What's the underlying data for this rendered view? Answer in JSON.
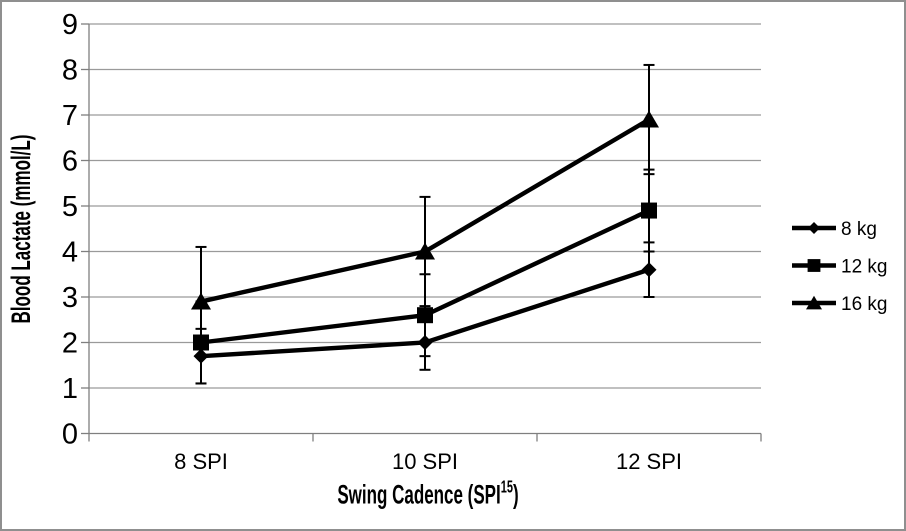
{
  "chart_data": {
    "type": "line",
    "title": "",
    "categories": [
      "8 SPI",
      "10 SPI",
      "12 SPI"
    ],
    "series": [
      {
        "name": "8 kg",
        "marker": "diamond",
        "values": [
          1.7,
          2.0,
          3.6
        ],
        "errors": [
          0.6,
          0.6,
          0.6
        ]
      },
      {
        "name": "12 kg",
        "marker": "square",
        "values": [
          2.0,
          2.6,
          4.9
        ],
        "errors": [
          0.9,
          0.9,
          0.9
        ]
      },
      {
        "name": "16 kg",
        "marker": "triangle",
        "values": [
          2.9,
          4.0,
          6.9
        ],
        "errors": [
          1.2,
          1.2,
          1.2
        ]
      }
    ],
    "xlabel": "Swing Cadence (SPI15)",
    "xlabel_parts": {
      "prefix": "Swing Cadence (SPI",
      "sup": "15",
      "suffix": ")"
    },
    "ylabel": "Blood Lactate (mmol/L)",
    "ylim": [
      0,
      9
    ],
    "ytick_step": 1,
    "yticks": [
      0,
      1,
      2,
      3,
      4,
      5,
      6,
      7,
      8,
      9
    ],
    "grid": "horizontal",
    "legend_position": "right",
    "colors": {
      "series": "#000000",
      "gridline": "#9a9a9a",
      "axis": "#7f7f7f",
      "text": "#000000",
      "border": "#8f8f8f",
      "background": "#ffffff"
    }
  }
}
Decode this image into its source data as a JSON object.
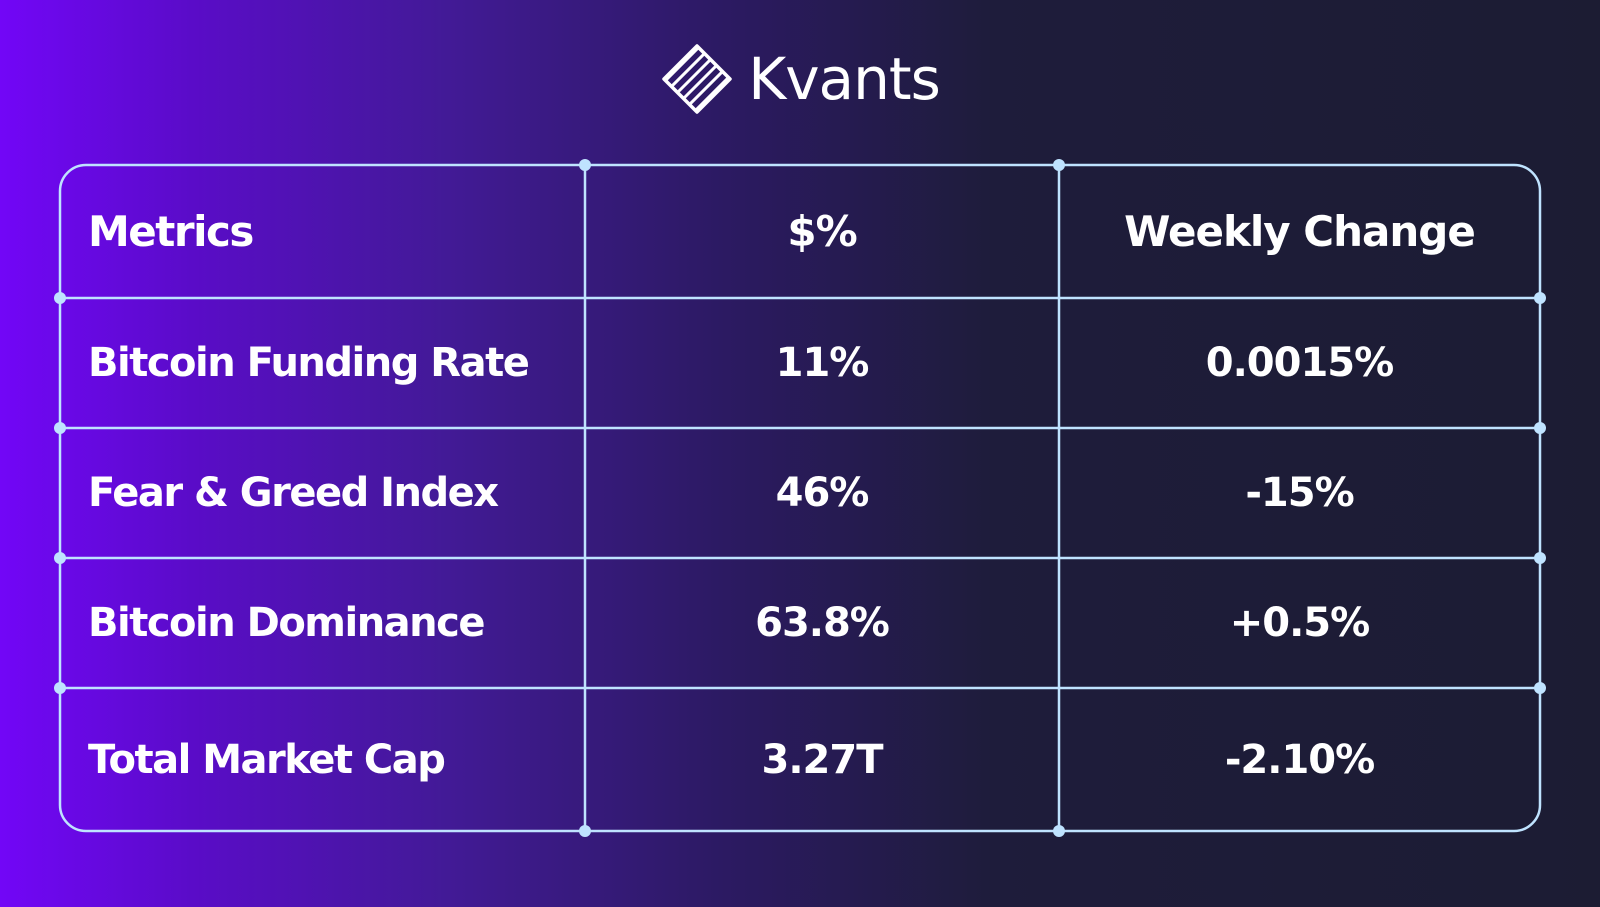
{
  "brand": {
    "name": "Kvants",
    "logo_icon": "striped-diamond-icon"
  },
  "colors": {
    "background_left": "#7206f7",
    "background_right": "#1c1c33",
    "grid_line": "#bfe3ff",
    "text": "#ffffff"
  },
  "chart_data": {
    "type": "table",
    "columns": [
      "Metrics",
      "$%",
      "Weekly Change"
    ],
    "rows": [
      [
        "Bitcoin Funding Rate",
        "11%",
        "0.0015%"
      ],
      [
        "Fear & Greed Index",
        "46%",
        "-15%"
      ],
      [
        "Bitcoin Dominance",
        "63.8%",
        "+0.5%"
      ],
      [
        "Total Market Cap",
        "3.27T",
        "-2.10%"
      ]
    ]
  }
}
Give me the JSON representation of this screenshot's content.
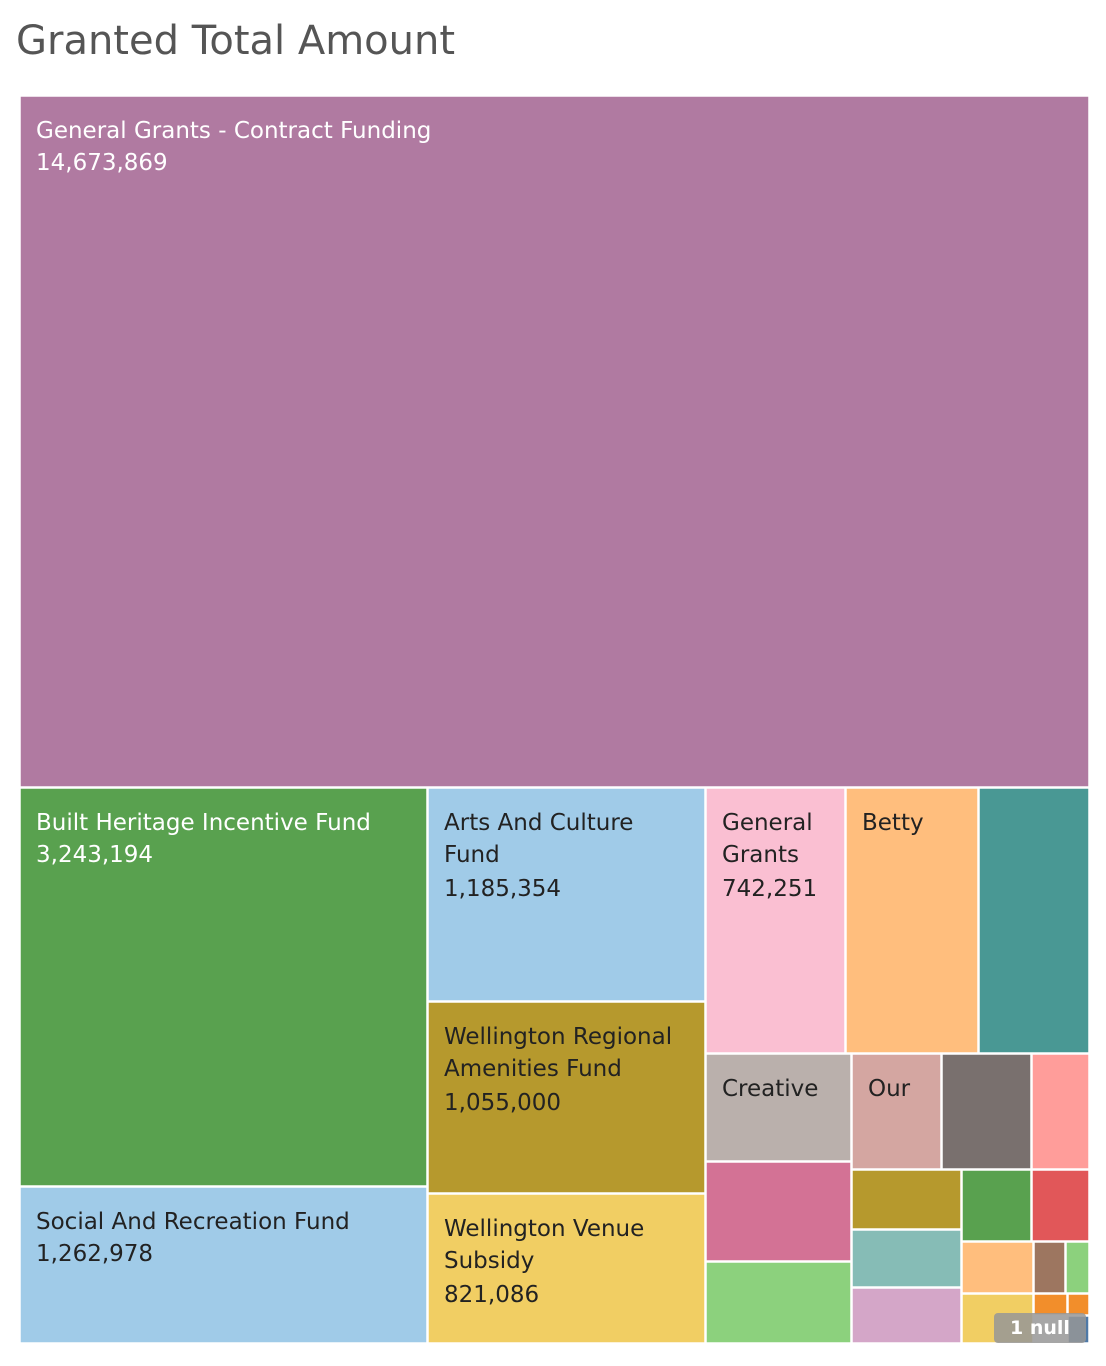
------
◆ PROBLEM DESCRIPTION ◆
Go through the preceding material and copy each line that has the word "name".

◆ THE OUTPUT ◆
        "name": "8 kg",
        "name": "12 kg",
        "name": "16 kg",
    "name": "Kvants",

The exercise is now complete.